DO THIS »
In the data below, find every line with the string "Lumen" and pull it out.

WORKING DATA »
++++++

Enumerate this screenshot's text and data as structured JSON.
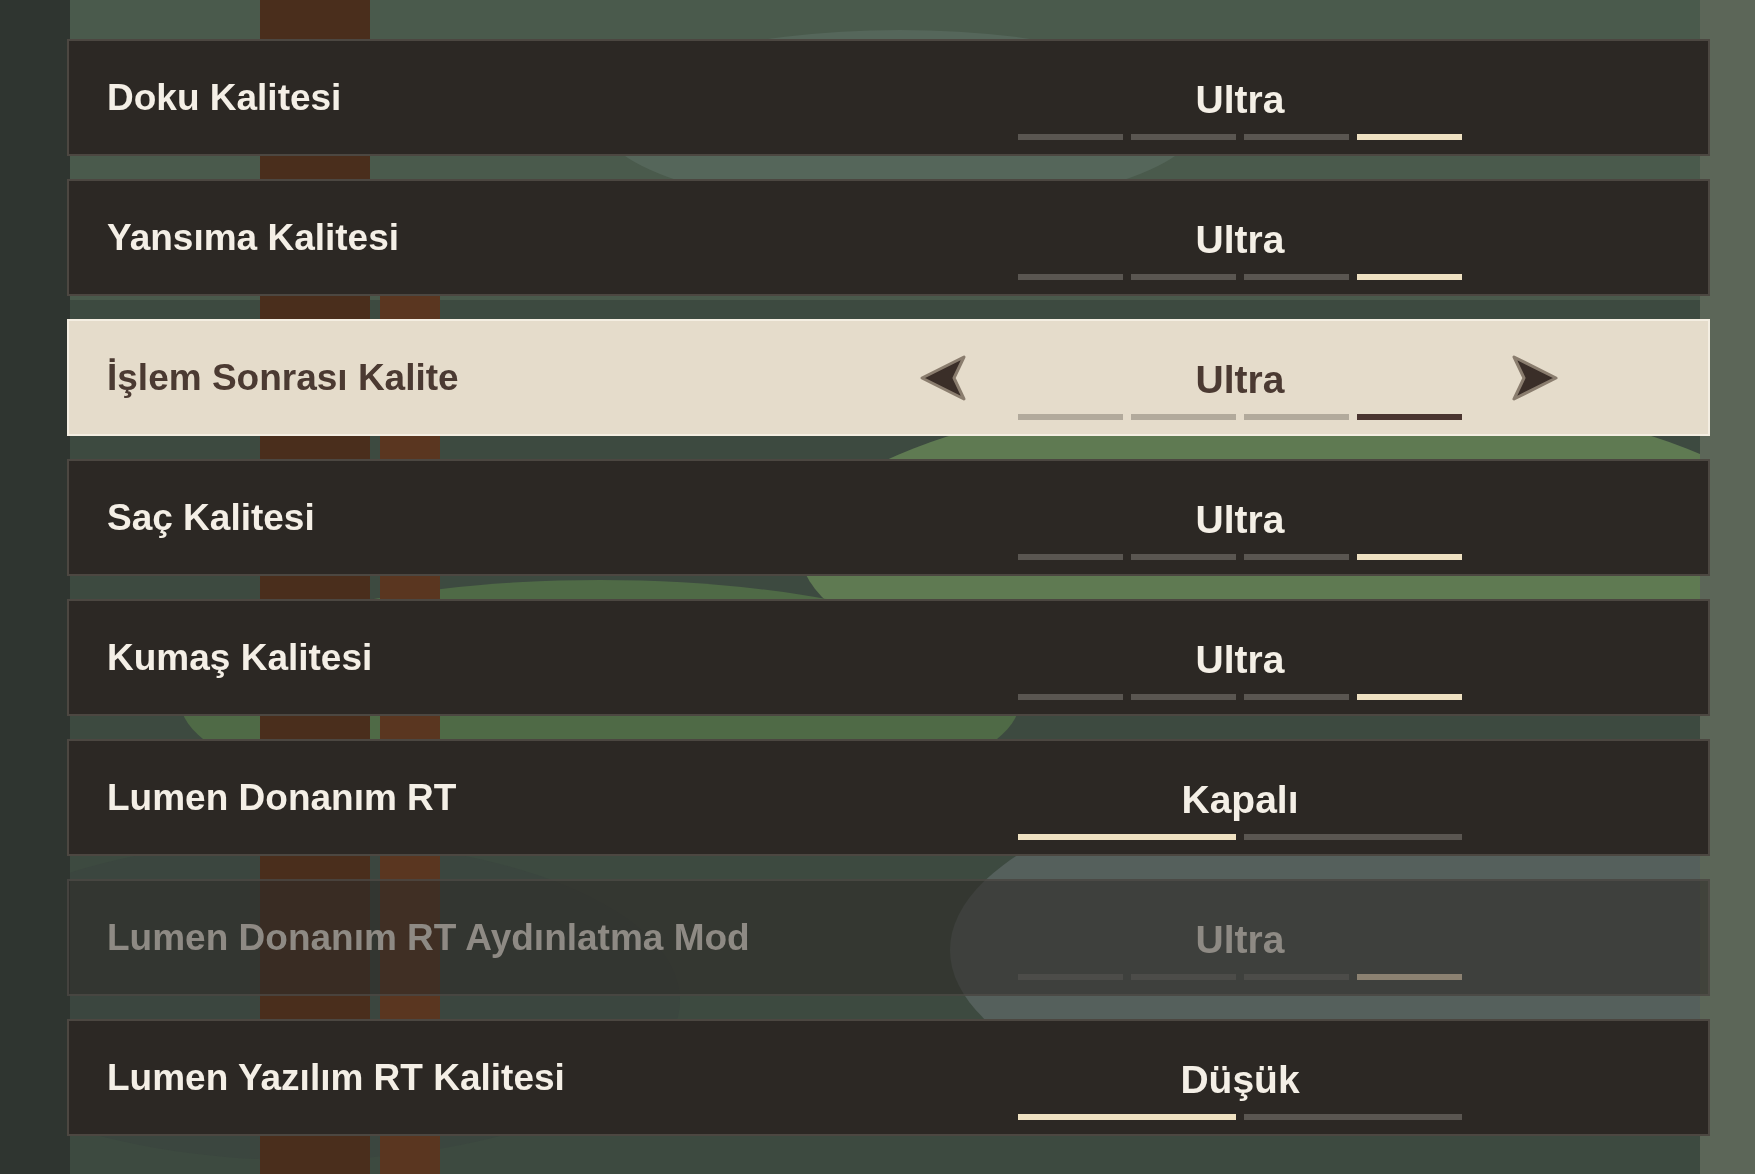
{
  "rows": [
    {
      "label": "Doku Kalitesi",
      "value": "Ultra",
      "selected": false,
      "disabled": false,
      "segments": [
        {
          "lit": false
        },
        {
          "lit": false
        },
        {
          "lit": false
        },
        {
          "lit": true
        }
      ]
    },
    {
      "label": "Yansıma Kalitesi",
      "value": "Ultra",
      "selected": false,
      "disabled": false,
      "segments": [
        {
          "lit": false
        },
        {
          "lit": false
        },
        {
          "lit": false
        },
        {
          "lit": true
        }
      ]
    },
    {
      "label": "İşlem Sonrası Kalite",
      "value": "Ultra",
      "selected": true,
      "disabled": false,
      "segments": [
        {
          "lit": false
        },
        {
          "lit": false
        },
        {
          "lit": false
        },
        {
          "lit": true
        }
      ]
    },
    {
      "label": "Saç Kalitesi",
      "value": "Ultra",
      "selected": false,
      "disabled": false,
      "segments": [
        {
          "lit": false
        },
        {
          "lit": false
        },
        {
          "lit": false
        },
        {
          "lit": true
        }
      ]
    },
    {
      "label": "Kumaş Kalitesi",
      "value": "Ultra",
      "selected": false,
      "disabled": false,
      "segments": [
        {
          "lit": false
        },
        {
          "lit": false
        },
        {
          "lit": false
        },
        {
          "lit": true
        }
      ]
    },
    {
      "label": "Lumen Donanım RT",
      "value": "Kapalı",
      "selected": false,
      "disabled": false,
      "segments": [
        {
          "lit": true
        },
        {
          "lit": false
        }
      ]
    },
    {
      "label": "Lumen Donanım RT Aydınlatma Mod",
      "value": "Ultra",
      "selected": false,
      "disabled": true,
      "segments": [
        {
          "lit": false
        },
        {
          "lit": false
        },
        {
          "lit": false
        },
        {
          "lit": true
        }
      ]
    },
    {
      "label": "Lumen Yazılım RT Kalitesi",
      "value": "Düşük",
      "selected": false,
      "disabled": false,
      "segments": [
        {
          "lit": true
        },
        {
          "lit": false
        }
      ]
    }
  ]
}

++++++

EXPECTED ANSWER »
      "label": "Lumen Donanım RT",
      "label": "Lumen Donanım RT Aydınlatma Mod",
      "label": "Lumen Yazılım RT Kalitesi",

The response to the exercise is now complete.